> _WHAT NEEDS TO BE DONE_:
In the records that follow, locate every line with "Распределение" and extract it.

>>>

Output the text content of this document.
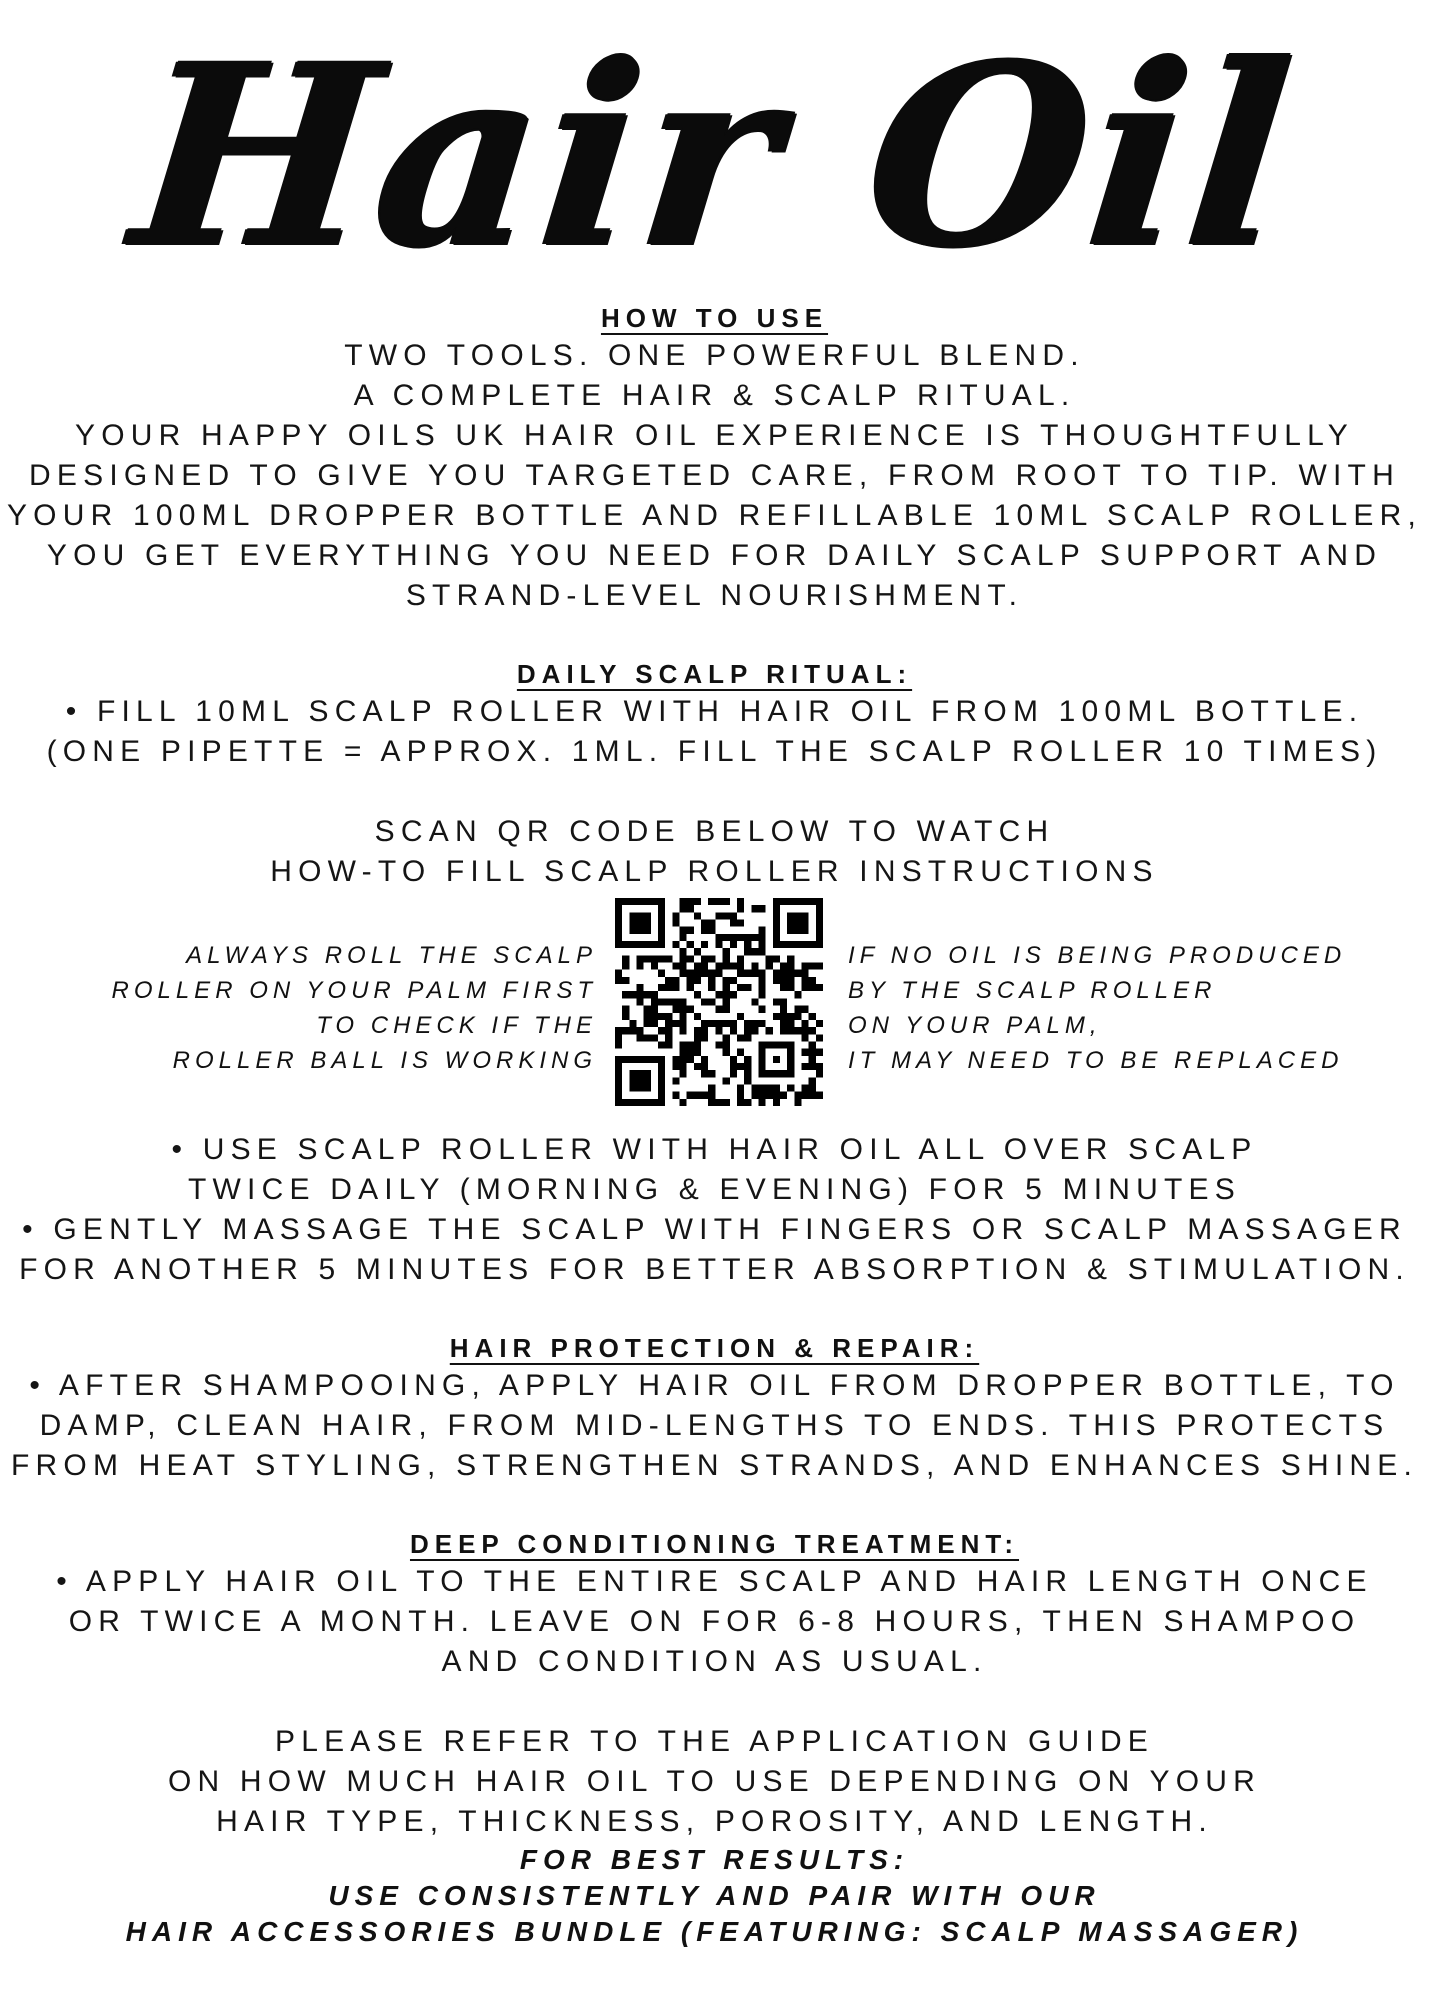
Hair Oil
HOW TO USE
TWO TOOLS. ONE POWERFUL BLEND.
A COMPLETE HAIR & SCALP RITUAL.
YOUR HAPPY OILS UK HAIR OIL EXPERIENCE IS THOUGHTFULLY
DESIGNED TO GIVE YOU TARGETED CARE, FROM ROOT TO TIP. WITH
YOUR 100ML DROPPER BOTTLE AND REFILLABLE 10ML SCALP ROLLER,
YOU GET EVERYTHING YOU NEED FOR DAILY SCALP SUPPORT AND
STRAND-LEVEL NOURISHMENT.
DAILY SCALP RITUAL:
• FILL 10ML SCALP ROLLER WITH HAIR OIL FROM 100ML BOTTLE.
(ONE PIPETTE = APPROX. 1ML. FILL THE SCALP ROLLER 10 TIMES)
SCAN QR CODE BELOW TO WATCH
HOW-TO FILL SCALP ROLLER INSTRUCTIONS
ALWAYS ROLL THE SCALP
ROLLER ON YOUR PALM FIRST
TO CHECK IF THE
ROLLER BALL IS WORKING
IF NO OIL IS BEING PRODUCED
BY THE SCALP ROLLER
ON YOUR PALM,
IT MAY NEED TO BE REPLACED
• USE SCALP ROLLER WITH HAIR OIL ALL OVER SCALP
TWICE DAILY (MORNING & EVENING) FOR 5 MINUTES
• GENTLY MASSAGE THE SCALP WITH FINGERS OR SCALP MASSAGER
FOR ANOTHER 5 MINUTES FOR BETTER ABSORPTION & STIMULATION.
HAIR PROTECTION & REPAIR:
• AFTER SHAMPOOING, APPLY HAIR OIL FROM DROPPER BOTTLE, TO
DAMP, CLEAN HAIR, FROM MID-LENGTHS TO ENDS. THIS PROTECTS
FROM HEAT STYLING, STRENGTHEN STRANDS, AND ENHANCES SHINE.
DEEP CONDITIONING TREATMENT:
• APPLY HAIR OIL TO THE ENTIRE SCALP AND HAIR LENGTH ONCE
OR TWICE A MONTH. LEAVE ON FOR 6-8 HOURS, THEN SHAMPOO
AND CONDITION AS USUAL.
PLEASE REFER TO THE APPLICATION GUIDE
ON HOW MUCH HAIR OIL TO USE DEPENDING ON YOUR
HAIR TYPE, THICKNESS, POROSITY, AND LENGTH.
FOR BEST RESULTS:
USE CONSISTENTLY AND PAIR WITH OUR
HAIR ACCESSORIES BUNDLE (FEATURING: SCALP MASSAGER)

<<<
>>>

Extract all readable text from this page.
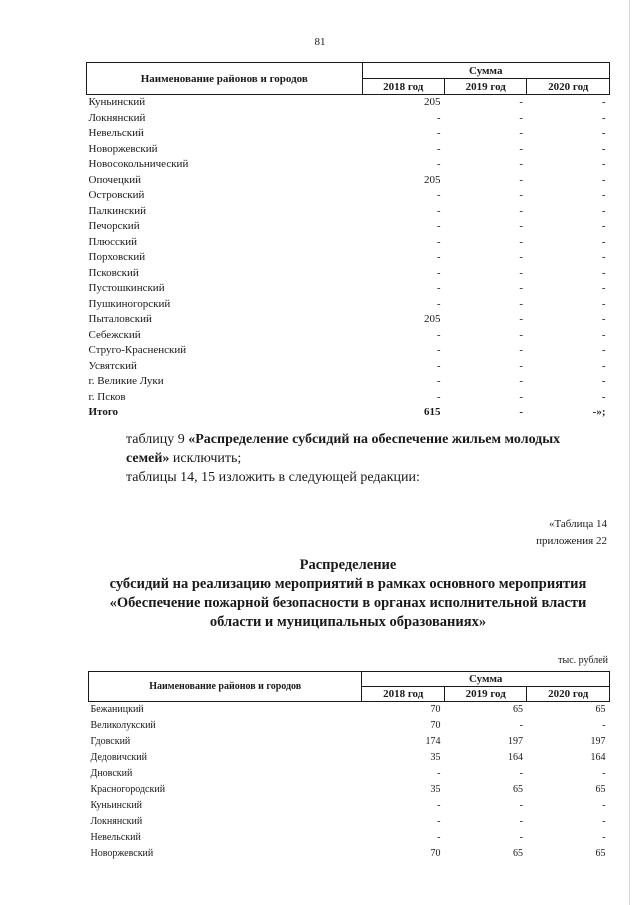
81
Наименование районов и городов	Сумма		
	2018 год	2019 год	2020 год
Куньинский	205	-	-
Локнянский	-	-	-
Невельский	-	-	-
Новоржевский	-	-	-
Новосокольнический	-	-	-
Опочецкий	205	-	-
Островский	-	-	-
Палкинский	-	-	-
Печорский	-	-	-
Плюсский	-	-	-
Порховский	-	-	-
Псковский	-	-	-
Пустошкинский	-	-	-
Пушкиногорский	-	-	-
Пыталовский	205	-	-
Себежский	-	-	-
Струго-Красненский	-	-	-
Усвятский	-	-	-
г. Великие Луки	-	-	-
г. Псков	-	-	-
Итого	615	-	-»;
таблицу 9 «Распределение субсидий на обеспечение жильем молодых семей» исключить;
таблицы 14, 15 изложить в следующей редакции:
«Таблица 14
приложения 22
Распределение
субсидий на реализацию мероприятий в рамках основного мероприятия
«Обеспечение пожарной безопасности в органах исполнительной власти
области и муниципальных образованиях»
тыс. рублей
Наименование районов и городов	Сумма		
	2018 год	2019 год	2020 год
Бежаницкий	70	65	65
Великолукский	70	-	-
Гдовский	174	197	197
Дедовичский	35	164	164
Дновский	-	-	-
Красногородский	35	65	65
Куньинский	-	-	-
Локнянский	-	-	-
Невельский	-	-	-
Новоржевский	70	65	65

<<<

> _CORRECT ANSWER_:
таблицу 9 «Распределение субсидий на обеспечение жильем молодых семей» исключить;
Распределение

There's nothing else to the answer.